Entries supplied.

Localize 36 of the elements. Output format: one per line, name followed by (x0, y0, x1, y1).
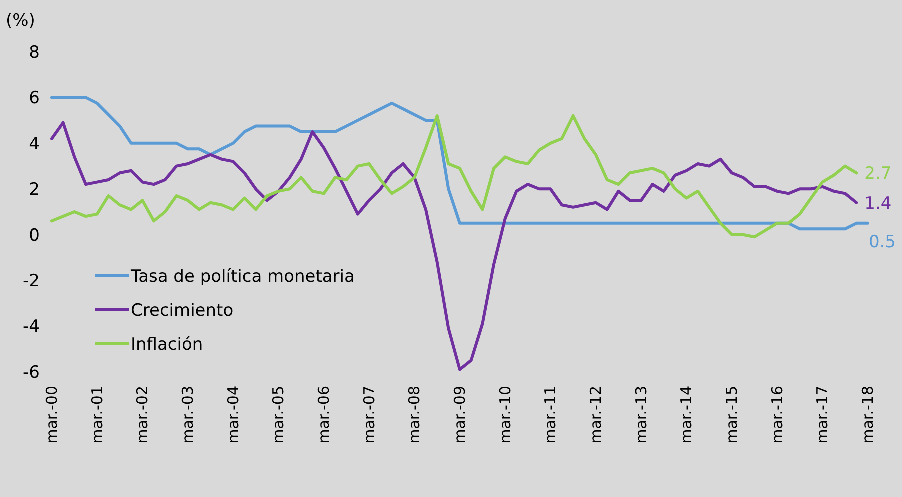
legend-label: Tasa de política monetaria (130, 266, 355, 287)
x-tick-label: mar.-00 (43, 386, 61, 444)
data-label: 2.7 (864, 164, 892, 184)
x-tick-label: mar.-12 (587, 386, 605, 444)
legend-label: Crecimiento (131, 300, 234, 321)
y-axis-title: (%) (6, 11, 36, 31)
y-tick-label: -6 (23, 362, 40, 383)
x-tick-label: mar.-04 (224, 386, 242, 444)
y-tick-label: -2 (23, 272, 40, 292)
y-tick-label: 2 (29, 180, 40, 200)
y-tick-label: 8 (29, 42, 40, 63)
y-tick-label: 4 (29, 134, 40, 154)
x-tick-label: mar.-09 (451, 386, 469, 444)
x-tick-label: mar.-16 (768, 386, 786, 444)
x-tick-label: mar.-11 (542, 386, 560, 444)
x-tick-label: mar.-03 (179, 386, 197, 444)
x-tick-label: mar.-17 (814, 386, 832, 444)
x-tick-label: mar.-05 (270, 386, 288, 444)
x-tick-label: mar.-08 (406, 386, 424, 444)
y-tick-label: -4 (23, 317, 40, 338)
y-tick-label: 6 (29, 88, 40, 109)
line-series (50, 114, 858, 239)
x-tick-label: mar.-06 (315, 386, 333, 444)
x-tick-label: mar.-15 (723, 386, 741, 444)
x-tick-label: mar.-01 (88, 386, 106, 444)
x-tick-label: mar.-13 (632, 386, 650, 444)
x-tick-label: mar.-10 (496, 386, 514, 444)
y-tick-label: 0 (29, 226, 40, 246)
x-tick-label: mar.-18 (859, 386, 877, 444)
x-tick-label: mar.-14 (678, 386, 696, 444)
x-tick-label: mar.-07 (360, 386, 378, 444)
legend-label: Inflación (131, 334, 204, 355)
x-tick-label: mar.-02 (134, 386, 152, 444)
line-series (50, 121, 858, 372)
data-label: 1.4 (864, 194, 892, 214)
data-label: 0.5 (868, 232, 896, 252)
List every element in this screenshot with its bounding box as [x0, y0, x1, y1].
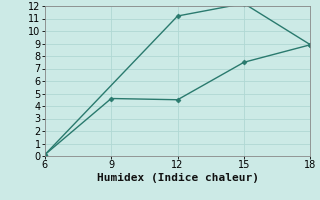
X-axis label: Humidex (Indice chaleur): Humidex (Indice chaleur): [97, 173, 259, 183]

To do.
Revise the listing above by changing every "x-tick-label" to "x-axis-tick" while keeping all other text unchanged. Omit the pictures from your answer.

Written response.
Localize 36 of the elements. Output format: one per line, name followed by (x0, y0, x1, y1).
legend-label: Tasa de política monetaria (130, 266, 355, 287)
x-axis-tick: mar.-00 (43, 386, 61, 444)
data-label: 2.7 (864, 164, 892, 184)
x-axis-tick: mar.-12 (587, 386, 605, 444)
legend-label: Crecimiento (131, 300, 234, 321)
y-axis-title: (%) (6, 11, 36, 31)
y-tick-label: -6 (23, 362, 40, 383)
x-axis-tick: mar.-04 (224, 386, 242, 444)
y-tick-label: -2 (23, 272, 40, 292)
y-tick-label: 2 (29, 180, 40, 200)
y-tick-label: 8 (29, 42, 40, 63)
y-tick-label: 4 (29, 134, 40, 154)
x-axis-tick: mar.-09 (451, 386, 469, 444)
x-axis-tick: mar.-16 (768, 386, 786, 444)
x-axis-tick: mar.-11 (542, 386, 560, 444)
x-axis-tick: mar.-03 (179, 386, 197, 444)
x-axis-tick: mar.-17 (814, 386, 832, 444)
x-axis-tick: mar.-05 (270, 386, 288, 444)
x-axis-tick: mar.-08 (406, 386, 424, 444)
y-tick-label: -4 (23, 317, 40, 338)
y-tick-label: 6 (29, 88, 40, 109)
line-series (50, 114, 858, 239)
x-axis-tick: mar.-06 (315, 386, 333, 444)
x-axis-tick: mar.-15 (723, 386, 741, 444)
x-axis-tick: mar.-01 (88, 386, 106, 444)
x-axis-tick: mar.-13 (632, 386, 650, 444)
x-axis-tick: mar.-10 (496, 386, 514, 444)
y-tick-label: 0 (29, 226, 40, 246)
x-axis-tick: mar.-18 (859, 386, 877, 444)
x-axis-tick: mar.-14 (678, 386, 696, 444)
x-axis-tick: mar.-07 (360, 386, 378, 444)
legend-label: Inflación (131, 334, 204, 355)
x-axis-tick: mar.-02 (134, 386, 152, 444)
line-series (50, 121, 858, 372)
data-label: 1.4 (864, 194, 892, 214)
data-label: 0.5 (868, 232, 896, 252)
List every element in this screenshot with its bounding box as [x0, y0, x1, y1].
X-axis label: Humidex (Indice chaleur): Humidex (Indice chaleur): [97, 173, 259, 183]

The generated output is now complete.